__WHAT NEEDS TO BE DONE__. Every record must be transcribed in its entirety, apart from the images, which are to be omitted.

__Dataset records__.
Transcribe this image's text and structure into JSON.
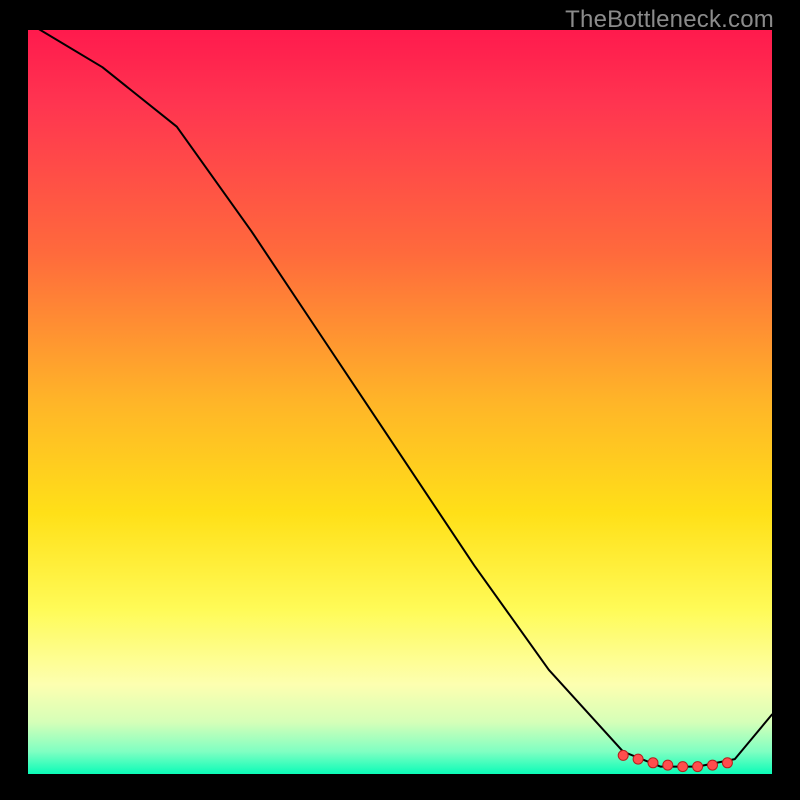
{
  "watermark": "TheBottleneck.com",
  "colors": {
    "line": "#000000",
    "marker_fill": "#ff4d4d",
    "marker_stroke": "#b81d1d"
  },
  "chart_data": {
    "type": "line",
    "title": "",
    "xlabel": "",
    "ylabel": "",
    "xlim": [
      0,
      100
    ],
    "ylim": [
      0,
      100
    ],
    "x": [
      0,
      10,
      20,
      30,
      40,
      50,
      60,
      70,
      80,
      85,
      90,
      95,
      100
    ],
    "values": [
      101,
      95,
      87,
      73,
      58,
      43,
      28,
      14,
      3,
      1,
      1,
      2,
      8
    ],
    "markers_x": [
      80,
      82,
      84,
      86,
      88,
      90,
      92,
      94
    ],
    "markers_y": [
      2.5,
      2.0,
      1.5,
      1.2,
      1.0,
      1.0,
      1.2,
      1.5
    ]
  }
}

__SOLUTION BELOW__.
Transcribe this image's text and structure into JSON.
{
  "watermark": "TheBottleneck.com",
  "colors": {
    "line": "#000000",
    "marker_fill": "#ff4d4d",
    "marker_stroke": "#b81d1d"
  },
  "chart_data": {
    "type": "line",
    "title": "",
    "xlabel": "",
    "ylabel": "",
    "xlim": [
      0,
      100
    ],
    "ylim": [
      0,
      100
    ],
    "x": [
      0,
      10,
      20,
      30,
      40,
      50,
      60,
      70,
      80,
      85,
      90,
      95,
      100
    ],
    "values": [
      101,
      95,
      87,
      73,
      58,
      43,
      28,
      14,
      3,
      1,
      1,
      2,
      8
    ],
    "markers_x": [
      80,
      82,
      84,
      86,
      88,
      90,
      92,
      94
    ],
    "markers_y": [
      2.5,
      2.0,
      1.5,
      1.2,
      1.0,
      1.0,
      1.2,
      1.5
    ]
  }
}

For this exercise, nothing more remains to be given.